** Written request **
Every line of the data that contains the string "adipisicing" must be copied.

** Material for this exercise **

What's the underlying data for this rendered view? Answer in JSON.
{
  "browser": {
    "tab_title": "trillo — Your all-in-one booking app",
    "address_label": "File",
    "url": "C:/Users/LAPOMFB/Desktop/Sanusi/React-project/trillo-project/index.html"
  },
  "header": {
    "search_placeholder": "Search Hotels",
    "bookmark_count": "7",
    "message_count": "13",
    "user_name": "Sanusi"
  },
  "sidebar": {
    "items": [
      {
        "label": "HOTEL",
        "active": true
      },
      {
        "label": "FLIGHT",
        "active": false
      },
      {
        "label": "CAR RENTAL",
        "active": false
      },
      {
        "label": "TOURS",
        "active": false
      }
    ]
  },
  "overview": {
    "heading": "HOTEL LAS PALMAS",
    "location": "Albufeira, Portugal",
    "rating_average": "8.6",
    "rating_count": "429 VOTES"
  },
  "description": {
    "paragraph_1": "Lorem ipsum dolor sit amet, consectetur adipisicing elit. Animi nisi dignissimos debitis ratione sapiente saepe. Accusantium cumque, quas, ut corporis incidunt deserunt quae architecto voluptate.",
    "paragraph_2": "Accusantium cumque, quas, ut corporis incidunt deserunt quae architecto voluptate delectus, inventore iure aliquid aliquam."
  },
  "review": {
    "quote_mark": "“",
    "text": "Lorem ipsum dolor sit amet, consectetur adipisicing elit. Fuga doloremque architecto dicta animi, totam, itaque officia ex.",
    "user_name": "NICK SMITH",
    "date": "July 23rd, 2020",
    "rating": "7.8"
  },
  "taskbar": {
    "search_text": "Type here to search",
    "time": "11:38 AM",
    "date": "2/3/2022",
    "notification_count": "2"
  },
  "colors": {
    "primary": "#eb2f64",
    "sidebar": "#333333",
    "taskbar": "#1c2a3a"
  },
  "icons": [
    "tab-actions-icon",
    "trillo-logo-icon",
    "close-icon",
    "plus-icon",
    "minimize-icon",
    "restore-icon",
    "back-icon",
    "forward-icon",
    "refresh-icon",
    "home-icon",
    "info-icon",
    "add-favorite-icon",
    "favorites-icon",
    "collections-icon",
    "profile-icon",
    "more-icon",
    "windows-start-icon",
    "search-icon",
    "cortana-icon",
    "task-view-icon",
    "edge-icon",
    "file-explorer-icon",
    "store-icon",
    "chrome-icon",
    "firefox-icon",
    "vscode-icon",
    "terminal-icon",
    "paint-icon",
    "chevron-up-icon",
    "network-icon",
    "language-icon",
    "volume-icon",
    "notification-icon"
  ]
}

** Solution to this exercise **
    "paragraph_1": "Lorem ipsum dolor sit amet, consectetur adipisicing elit. Animi nisi dignissimos debitis ratione sapiente saepe. Accusantium cumque, quas, ut corporis incidunt deserunt quae architecto voluptate.",
    "text": "Lorem ipsum dolor sit amet, consectetur adipisicing elit. Fuga doloremque architecto dicta animi, totam, itaque officia ex.",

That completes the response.